- [Exercise requirements] Scan the entries below and give the number of lines containing "avioliitosta", with no accompanying words.

- [Stored data]
—————

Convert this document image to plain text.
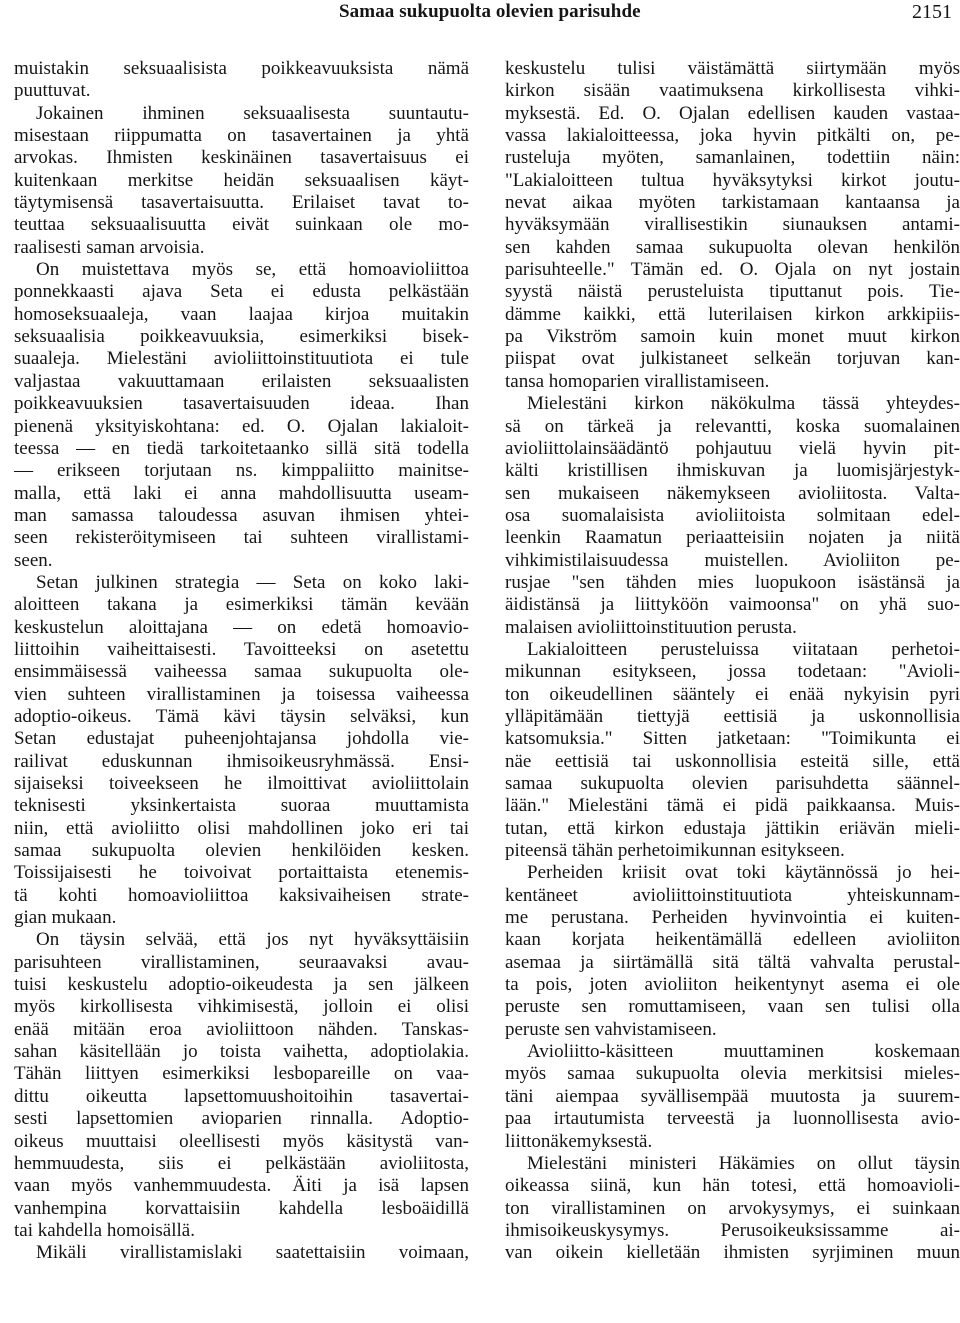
Samaa sukupuolta olevien parisuhde	2151
muistakin seksuaalisista poikkeavuuksista nämä
puuttuvat.
Jokainen ihminen seksuaalisesta suuntautu-
misestaan riippumatta on tasavertainen ja yhtä
arvokas. Ihmisten keskinäinen tasavertaisuus ei
kuitenkaan merkitse heidän seksuaalisen käyt-
täytymisensä tasavertaisuutta. Erilaiset tavat to-
teuttaa seksuaalisuutta eivät suinkaan ole mo-
raalisesti saman arvoisia.
On muistettava myös se, että homoavioliittoa
ponnekkaasti ajava Seta ei edusta pelkästään
homoseksuaaleja, vaan laajaa kirjoa muitakin
seksuaalisia poikkeavuuksia, esimerkiksi bisek-
suaaleja. Mielestäni avioliittoinstituutiota ei tule
valjastaa vakuuttamaan erilaisten seksuaalisten
poikkeavuuksien tasavertaisuuden ideaa. Ihan
pienenä yksityiskohtana: ed. O. Ojalan lakialoit-
teessa — en tiedä tarkoitetaanko sillä sitä todella
— erikseen torjutaan ns. kimppaliitto mainitse-
malla, että laki ei anna mahdollisuutta useam-
man samassa taloudessa asuvan ihmisen yhtei-
seen rekisteröitymiseen tai suhteen virallistami-
seen.
Setan julkinen strategia — Seta on koko laki-
aloitteen takana ja esimerkiksi tämän kevään
keskustelun aloittajana — on edetä homoavio-
liittoihin vaiheittaisesti. Tavoitteeksi on asetettu
ensimmäisessä vaiheessa samaa sukupuolta ole-
vien suhteen virallistaminen ja toisessa vaiheessa
adoptio-oikeus. Tämä kävi täysin selväksi, kun
Setan edustajat puheenjohtajansa johdolla vie-
railivat eduskunnan ihmisoikeusryhmässä. Ensi-
sijaiseksi toiveekseen he ilmoittivat avioliittolain
teknisesti yksinkertaista suoraa muuttamista
niin, että avioliitto olisi mahdollinen joko eri tai
samaa sukupuolta olevien henkilöiden kesken.
Toissijaisesti he toivoivat portaittaista etenemis-
tä kohti homoavioliittoa kaksivaiheisen strate-
gian mukaan.
On täysin selvää, että jos nyt hyväksyttäisiin
parisuhteen virallistaminen, seuraavaksi avau-
tuisi keskustelu adoptio-oikeudesta ja sen jälkeen
myös kirkollisesta vihkimisestä, jolloin ei olisi
enää mitään eroa avioliittoon nähden. Tanskas-
sahan käsitellään jo toista vaihetta, adoptiolakia.
Tähän liittyen esimerkiksi lesbopareille on vaa-
dittu oikeutta lapsettomuushoitoihin tasavertai-
sesti lapsettomien avioparien rinnalla. Adoptio-
oikeus muuttaisi oleellisesti myös käsitystä van-
hemmuudesta, siis ei pelkästään avioliitosta,
vaan myös vanhemmuudesta. Äiti ja isä lapsen
vanhempina korvattaisiin kahdella lesboäidillä
tai kahdella homoisällä.
Mikäli virallistamislaki saatettaisiin voimaan,
keskustelu tulisi väistämättä siirtymään myös
kirkon sisään vaatimuksena kirkollisesta vihki-
myksestä. Ed. O. Ojalan edellisen kauden vastaa-
vassa lakialoitteessa, joka hyvin pitkälti on, pe-
rusteluja myöten, samanlainen, todettiin näin:
"Lakialoitteen tultua hyväksytyksi kirkot joutu-
nevat aikaa myöten tarkistamaan kantaansa ja
hyväksymään virallisestikin siunauksen antami-
sen kahden samaa sukupuolta olevan henkilön
parisuhteelle." Tämän ed. O. Ojala on nyt jostain
syystä näistä perusteluista tiputtanut pois. Tie-
dämme kaikki, että luterilaisen kirkon arkkipiis-
pa Vikström samoin kuin monet muut kirkon
piispat ovat julkistaneet selkeän torjuvan kan-
tansa homoparien virallistamiseen.
Mielestäni kirkon näkökulma tässä yhteydes-
sä on tärkeä ja relevantti, koska suomalainen
avioliittolainsäädäntö pohjautuu vielä hyvin pit-
kälti kristillisen ihmiskuvan ja luomisjärjestyk-
sen mukaiseen näkemykseen avioliitosta. Valta-
osa suomalaisista avioliitoista solmitaan edel-
leenkin Raamatun periaatteisiin nojaten ja niitä
vihkimistilaisuudessa muistellen. Avioliiton pe-
rusjae "sen tähden mies luopukoon isästänsä ja
äidistänsä ja liittyköön vaimoonsa" on yhä suo-
malaisen avioliittoinstituution perusta.
Lakialoitteen perusteluissa viitataan perhetoi-
mikunnan esitykseen, jossa todetaan: "Avioli-
ton oikeudellinen sääntely ei enää nykyisin pyri
ylläpitämään tiettyjä eettisiä ja uskonnollisia
katsomuksia." Sitten jatketaan: "Toimikunta ei
näe eettisiä tai uskonnollisia esteitä sille, että
samaa sukupuolta olevien parisuhdetta säännel-
lään." Mielestäni tämä ei pidä paikkaansa. Muis-
tutan, että kirkon edustaja jättikin eriävän mieli-
piteensä tähän perhetoimikunnan esitykseen.
Perheiden kriisit ovat toki käytännössä jo hei-
kentäneet avioliittoinstituutiota yhteiskunnam-
me perustana. Perheiden hyvinvointia ei kuiten-
kaan korjata heikentämällä edelleen avioliiton
asemaa ja siirtämällä sitä tältä vahvalta perustal-
ta pois, joten avioliiton heikentynyt asema ei ole
peruste sen romuttamiseen, vaan sen tulisi olla
peruste sen vahvistamiseen.
Avioliitto-käsitteen muuttaminen koskemaan
myös samaa sukupuolta olevia merkitsisi mieles-
täni aiempaa syvällisempää muutosta ja suurem-
paa irtautumista terveestä ja luonnollisesta avio-
liittonäkemyksestä.
Mielestäni ministeri Häkämies on ollut täysin
oikeassa siinä, kun hän totesi, että homoavioli-
ton virallistaminen on arvokysymys, ei suinkaan
ihmisoikeuskysymys. Perusoikeuksissamme ai-
van oikein kielletään ihmisten syrjiminen muun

—————

- [Reply to the exercise] 2